(Data excerpts)
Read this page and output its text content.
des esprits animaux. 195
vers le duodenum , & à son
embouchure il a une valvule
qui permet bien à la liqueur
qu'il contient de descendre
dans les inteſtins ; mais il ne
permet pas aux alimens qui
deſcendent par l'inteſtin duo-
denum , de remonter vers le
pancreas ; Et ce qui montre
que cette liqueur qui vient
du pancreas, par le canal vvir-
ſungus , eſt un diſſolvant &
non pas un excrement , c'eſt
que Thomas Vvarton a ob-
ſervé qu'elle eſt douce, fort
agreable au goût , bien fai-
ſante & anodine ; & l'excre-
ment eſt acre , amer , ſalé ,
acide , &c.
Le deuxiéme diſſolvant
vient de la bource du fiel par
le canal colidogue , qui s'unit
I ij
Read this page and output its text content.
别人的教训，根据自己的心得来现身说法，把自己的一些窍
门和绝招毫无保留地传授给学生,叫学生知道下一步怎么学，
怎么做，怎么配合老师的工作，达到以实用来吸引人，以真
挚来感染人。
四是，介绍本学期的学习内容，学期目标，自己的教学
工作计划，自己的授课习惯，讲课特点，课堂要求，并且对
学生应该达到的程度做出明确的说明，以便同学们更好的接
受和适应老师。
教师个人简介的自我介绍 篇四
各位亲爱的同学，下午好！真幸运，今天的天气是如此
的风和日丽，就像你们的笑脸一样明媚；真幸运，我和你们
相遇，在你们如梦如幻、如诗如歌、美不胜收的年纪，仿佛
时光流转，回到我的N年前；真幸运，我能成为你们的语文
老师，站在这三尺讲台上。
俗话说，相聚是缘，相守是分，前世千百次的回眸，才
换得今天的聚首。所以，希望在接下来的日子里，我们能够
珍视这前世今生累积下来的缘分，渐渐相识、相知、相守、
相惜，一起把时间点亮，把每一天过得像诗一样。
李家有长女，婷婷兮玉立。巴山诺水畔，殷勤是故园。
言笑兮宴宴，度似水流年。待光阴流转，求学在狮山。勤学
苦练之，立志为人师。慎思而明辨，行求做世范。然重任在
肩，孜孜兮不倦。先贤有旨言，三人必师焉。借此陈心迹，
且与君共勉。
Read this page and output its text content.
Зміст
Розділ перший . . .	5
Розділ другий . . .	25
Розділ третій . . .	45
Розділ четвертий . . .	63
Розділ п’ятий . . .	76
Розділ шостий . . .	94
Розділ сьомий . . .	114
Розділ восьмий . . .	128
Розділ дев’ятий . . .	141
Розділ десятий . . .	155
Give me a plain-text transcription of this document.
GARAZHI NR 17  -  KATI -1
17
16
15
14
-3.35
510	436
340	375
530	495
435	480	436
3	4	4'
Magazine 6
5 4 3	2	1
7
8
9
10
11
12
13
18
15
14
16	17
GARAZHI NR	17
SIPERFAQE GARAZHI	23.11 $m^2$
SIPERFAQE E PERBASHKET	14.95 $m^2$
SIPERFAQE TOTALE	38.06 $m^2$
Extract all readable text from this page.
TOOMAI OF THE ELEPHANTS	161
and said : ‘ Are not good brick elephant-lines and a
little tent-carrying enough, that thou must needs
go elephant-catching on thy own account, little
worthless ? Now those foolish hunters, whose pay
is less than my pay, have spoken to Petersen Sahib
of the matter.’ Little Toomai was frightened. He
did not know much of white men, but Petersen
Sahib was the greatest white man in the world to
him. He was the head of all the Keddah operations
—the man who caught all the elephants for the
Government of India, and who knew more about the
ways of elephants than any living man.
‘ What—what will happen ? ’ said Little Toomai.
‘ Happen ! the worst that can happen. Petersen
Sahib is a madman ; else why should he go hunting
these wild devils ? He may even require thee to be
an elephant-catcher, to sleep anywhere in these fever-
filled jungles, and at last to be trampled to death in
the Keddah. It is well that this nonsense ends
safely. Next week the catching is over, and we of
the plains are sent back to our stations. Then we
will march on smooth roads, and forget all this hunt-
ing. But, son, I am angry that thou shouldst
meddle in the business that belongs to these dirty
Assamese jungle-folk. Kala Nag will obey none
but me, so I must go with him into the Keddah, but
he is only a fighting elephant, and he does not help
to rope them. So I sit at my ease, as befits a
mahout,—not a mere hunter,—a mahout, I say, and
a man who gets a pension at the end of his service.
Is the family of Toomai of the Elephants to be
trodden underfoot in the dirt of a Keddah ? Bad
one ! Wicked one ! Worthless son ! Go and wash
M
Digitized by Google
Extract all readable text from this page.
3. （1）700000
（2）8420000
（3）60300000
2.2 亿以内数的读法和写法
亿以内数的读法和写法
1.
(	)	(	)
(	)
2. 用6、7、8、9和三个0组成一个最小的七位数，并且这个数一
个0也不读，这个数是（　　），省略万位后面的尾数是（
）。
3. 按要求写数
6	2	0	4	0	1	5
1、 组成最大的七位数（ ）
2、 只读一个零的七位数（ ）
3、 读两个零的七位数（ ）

• [WORK TO BE COMPLETED]:
In the records above, find the lines containing "Розділ" and copy them.

• [TASK OUTPUT]:
Розділ перший . . .	5
Розділ другий . . .	25
Розділ третій . . .	45
Розділ четвертий . . .	63
Розділ п’ятий . . .	76
Розділ шостий . . .	94
Розділ сьомий . . .	114
Розділ восьмий . . .	128
Розділ дев’ятий . . .	141
Розділ десятий . . .	155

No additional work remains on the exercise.